▶ **Data entries**:
|---|

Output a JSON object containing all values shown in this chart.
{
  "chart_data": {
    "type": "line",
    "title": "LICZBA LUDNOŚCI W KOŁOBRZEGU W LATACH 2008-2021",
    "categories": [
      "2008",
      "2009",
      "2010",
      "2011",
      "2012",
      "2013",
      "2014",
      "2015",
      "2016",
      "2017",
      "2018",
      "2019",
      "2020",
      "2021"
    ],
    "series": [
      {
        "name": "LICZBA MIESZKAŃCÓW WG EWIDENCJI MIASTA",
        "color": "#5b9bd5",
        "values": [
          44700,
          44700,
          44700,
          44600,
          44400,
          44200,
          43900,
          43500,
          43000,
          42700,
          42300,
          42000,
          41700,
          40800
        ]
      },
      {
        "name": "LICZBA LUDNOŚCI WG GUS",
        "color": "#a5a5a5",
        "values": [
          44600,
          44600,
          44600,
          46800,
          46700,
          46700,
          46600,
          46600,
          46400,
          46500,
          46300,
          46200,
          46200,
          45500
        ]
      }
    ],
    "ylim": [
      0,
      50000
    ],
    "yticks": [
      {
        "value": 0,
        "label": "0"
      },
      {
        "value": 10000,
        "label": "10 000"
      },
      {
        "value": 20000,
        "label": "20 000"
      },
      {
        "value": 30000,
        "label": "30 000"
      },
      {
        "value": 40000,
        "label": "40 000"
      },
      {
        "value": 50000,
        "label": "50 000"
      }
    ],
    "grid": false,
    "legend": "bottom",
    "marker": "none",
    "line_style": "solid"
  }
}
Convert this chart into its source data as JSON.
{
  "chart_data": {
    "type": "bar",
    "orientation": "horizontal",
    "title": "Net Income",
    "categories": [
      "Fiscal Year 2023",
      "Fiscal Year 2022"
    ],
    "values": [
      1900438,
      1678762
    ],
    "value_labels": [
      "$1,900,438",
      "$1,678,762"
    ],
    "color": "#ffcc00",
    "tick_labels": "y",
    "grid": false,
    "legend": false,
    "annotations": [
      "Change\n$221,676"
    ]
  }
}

|---|

Provide the number of lines containing the string "title", with no other output.

2